Without omitting anything, return the records precisely as given.

---+---

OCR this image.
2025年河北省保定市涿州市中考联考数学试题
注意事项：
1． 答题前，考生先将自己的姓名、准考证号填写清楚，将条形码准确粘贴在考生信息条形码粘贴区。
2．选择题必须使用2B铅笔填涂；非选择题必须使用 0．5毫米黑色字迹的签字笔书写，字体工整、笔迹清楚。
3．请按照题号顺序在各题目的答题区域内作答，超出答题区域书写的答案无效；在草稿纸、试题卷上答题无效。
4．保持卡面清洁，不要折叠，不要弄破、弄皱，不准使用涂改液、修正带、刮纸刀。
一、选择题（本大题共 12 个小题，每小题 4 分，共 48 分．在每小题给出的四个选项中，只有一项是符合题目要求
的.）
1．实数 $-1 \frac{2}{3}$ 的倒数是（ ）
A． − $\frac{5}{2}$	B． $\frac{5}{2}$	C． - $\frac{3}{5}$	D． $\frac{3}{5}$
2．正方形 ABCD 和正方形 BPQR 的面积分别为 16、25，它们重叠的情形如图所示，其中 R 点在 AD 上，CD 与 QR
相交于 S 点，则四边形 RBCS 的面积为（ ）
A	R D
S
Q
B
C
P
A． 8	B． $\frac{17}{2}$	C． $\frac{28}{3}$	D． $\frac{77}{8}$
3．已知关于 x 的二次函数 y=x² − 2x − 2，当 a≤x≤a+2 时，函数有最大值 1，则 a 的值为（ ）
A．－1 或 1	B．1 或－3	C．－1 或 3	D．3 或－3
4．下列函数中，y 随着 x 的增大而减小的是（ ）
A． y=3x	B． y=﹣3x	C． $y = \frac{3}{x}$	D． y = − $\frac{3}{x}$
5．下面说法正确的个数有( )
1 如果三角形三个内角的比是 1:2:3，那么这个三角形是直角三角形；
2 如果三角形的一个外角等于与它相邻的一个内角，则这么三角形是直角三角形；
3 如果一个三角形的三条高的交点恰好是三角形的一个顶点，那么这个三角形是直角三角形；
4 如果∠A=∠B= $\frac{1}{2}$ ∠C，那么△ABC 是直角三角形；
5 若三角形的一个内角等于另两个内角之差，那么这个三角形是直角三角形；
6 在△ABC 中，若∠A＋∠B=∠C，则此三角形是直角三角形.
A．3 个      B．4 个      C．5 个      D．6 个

---+---

- **TASK RESPONSE**:
OCR this image.
2025年河北省保定市涿州市中考联考数学试题
注意事项：
1． 答题前，考生先将自己的姓名、准考证号填写清楚，将条形码准确粘贴在考生信息条形码粘贴区。
2．选择题必须使用2B铅笔填涂；非选择题必须使用 0．5毫米黑色字迹的签字笔书写，字体工整、笔迹清楚。
3．请按照题号顺序在各题目的答题区域内作答，超出答题区域书写的答案无效；在草稿纸、试题卷上答题无效。
4．保持卡面清洁，不要折叠，不要弄破、弄皱，不准使用涂改液、修正带、刮纸刀。
一、选择题（本大题共 12 个小题，每小题 4 分，共 48 分．在每小题给出的四个选项中，只有一项是符合题目要求
的.）
1．实数 $-1 \frac{2}{3}$ 的倒数是（ ）
A． − $\frac{5}{2}$	B． $\frac{5}{2}$	C． - $\frac{3}{5}$	D． $\frac{3}{5}$
2．正方形 ABCD 和正方形 BPQR 的面积分别为 16、25，它们重叠的情形如图所示，其中 R 点在 AD 上，CD 与 QR
相交于 S 点，则四边形 RBCS 的面积为（ ）
A	R D
S
Q
B
C
P
A． 8	B． $\frac{17}{2}$	C． $\frac{28}{3}$	D． $\frac{77}{8}$
3．已知关于 x 的二次函数 y=x² − 2x − 2，当 a≤x≤a+2 时，函数有最大值 1，则 a 的值为（ ）
A．－1 或 1	B．1 或－3	C．－1 或 3	D．3 或－3
4．下列函数中，y 随着 x 的增大而减小的是（ ）
A． y=3x	B． y=﹣3x	C． $y = \frac{3}{x}$	D． y = − $\frac{3}{x}$
5．下面说法正确的个数有( )
1 如果三角形三个内角的比是 1:2:3，那么这个三角形是直角三角形；
2 如果三角形的一个外角等于与它相邻的一个内角，则这么三角形是直角三角形；
3 如果一个三角形的三条高的交点恰好是三角形的一个顶点，那么这个三角形是直角三角形；
4 如果∠A=∠B= $\frac{1}{2}$ ∠C，那么△ABC 是直角三角形；
5 若三角形的一个内角等于另两个内角之差，那么这个三角形是直角三角形；
6 在△ABC 中，若∠A＋∠B=∠C，则此三角形是直角三角形.
A．3 个      B．4 个      C．5 个      D．6 个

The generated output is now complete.